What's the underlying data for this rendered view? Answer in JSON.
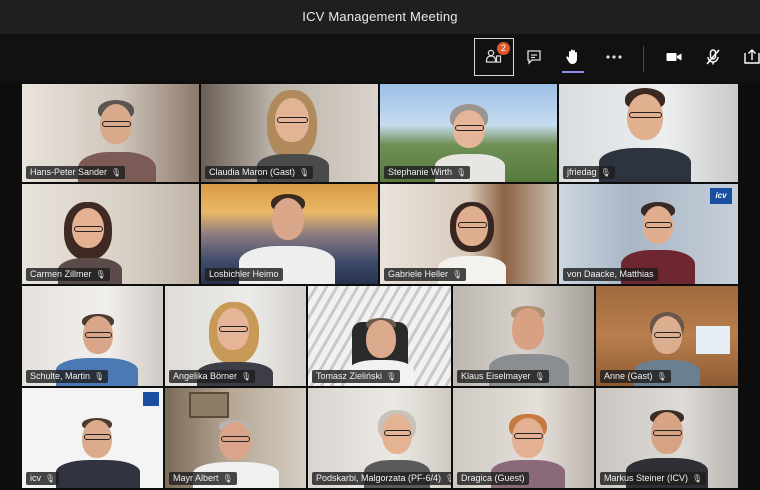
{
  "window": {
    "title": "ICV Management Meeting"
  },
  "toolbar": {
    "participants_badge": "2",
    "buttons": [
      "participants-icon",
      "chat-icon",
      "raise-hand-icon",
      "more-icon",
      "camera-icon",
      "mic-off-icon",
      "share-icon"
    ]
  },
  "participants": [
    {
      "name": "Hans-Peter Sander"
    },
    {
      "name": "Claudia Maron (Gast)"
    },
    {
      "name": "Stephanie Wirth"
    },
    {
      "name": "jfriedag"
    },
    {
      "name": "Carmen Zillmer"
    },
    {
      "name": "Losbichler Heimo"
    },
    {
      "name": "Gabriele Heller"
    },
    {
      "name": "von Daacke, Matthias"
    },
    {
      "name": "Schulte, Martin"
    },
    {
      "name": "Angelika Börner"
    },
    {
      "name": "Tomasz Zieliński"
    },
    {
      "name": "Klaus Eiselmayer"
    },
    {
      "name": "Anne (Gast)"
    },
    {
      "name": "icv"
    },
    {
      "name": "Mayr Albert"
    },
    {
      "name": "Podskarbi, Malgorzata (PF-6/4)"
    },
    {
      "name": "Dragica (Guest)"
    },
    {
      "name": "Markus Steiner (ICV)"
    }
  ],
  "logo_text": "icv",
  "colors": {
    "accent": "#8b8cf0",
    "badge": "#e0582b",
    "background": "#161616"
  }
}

-------------------------

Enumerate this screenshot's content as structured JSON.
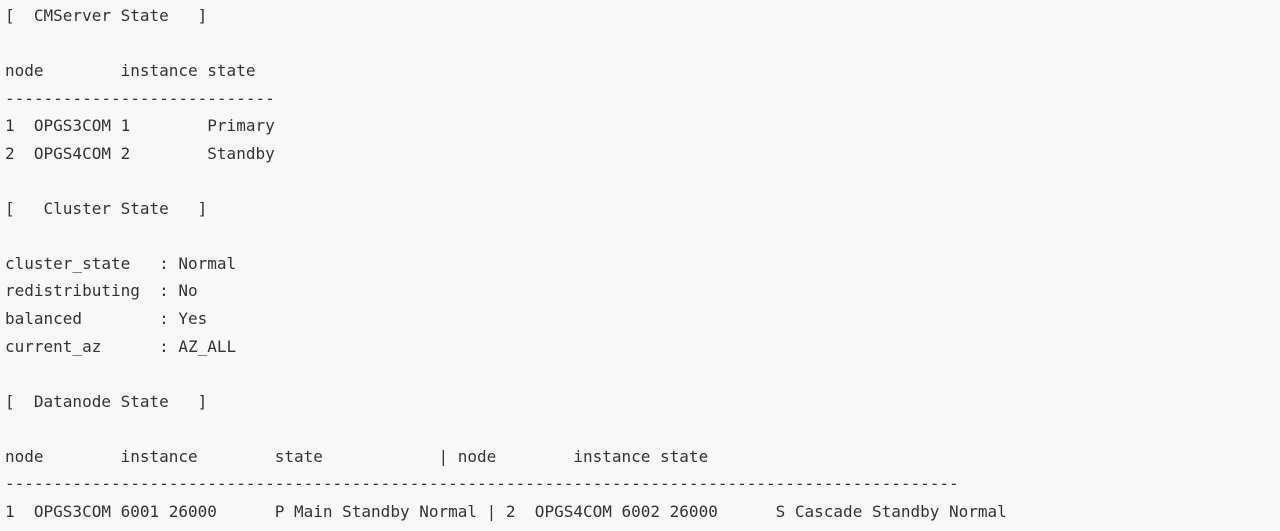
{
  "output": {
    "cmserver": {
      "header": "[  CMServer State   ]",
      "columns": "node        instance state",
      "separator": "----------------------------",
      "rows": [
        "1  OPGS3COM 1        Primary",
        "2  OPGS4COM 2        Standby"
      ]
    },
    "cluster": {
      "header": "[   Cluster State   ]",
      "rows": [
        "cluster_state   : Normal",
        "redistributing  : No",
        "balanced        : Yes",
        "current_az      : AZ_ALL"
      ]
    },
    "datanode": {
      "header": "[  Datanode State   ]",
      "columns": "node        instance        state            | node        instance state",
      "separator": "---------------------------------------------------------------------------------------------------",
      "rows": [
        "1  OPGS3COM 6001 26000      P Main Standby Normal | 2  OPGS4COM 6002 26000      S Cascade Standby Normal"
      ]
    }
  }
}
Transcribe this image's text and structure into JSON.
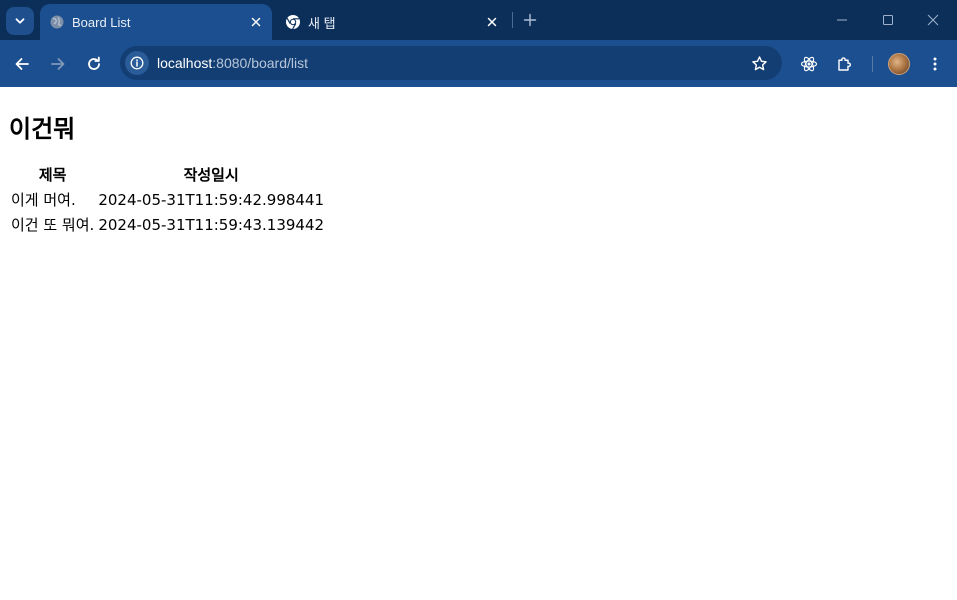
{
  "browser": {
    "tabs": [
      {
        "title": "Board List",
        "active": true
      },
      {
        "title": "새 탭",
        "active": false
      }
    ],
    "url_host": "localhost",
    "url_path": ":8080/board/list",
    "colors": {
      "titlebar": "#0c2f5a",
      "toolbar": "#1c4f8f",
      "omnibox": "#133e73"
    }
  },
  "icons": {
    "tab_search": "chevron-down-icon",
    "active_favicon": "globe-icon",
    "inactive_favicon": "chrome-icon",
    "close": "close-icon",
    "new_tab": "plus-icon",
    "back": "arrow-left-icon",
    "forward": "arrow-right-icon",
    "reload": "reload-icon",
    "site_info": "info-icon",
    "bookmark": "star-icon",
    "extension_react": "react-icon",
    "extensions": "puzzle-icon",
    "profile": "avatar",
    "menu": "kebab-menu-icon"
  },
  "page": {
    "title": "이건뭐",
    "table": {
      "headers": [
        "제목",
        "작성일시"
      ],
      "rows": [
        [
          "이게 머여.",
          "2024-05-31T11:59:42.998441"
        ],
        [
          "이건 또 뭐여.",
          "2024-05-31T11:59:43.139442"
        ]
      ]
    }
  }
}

-------------------------

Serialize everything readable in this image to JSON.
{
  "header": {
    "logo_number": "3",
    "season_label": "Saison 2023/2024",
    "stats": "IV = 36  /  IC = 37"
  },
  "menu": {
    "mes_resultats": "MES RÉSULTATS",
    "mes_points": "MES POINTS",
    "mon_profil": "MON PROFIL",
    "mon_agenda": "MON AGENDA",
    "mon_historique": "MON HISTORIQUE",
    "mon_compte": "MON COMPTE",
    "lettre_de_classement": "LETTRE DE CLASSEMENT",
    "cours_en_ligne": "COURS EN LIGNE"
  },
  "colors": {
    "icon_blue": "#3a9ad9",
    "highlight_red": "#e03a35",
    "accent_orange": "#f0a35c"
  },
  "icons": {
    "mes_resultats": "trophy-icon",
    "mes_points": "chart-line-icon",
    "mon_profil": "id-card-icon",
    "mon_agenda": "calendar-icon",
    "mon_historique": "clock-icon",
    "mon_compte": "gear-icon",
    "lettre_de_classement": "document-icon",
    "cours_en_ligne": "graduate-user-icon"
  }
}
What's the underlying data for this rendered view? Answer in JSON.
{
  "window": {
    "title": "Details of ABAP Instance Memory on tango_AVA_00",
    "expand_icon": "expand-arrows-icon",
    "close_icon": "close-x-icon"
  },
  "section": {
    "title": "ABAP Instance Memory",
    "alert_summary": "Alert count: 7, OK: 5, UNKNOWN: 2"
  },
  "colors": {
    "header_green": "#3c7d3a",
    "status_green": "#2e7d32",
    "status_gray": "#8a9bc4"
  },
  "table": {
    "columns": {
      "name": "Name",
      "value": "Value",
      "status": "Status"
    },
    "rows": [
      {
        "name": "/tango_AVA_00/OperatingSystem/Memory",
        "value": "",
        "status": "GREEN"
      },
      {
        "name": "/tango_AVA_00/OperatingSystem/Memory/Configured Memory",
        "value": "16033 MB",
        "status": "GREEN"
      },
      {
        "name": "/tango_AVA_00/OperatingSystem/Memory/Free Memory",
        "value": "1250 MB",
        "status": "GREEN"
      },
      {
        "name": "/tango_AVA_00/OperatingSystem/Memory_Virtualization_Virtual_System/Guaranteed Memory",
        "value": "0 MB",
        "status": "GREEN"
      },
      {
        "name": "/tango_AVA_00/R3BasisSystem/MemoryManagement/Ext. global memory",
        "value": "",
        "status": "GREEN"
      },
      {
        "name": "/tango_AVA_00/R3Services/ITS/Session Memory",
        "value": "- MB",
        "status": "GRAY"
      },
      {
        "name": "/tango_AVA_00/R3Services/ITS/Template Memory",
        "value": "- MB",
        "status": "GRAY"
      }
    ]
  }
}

-------------------------

WHAT THE TASK REQUIRES ::
Return every line in the listing that contains the word "value".

FULL SOLUTION ::
      "value": "Value",
        "value": "",
        "value": "16033 MB",
        "value": "1250 MB",
        "value": "0 MB",
        "value": "",
        "value": "- MB",
        "value": "- MB",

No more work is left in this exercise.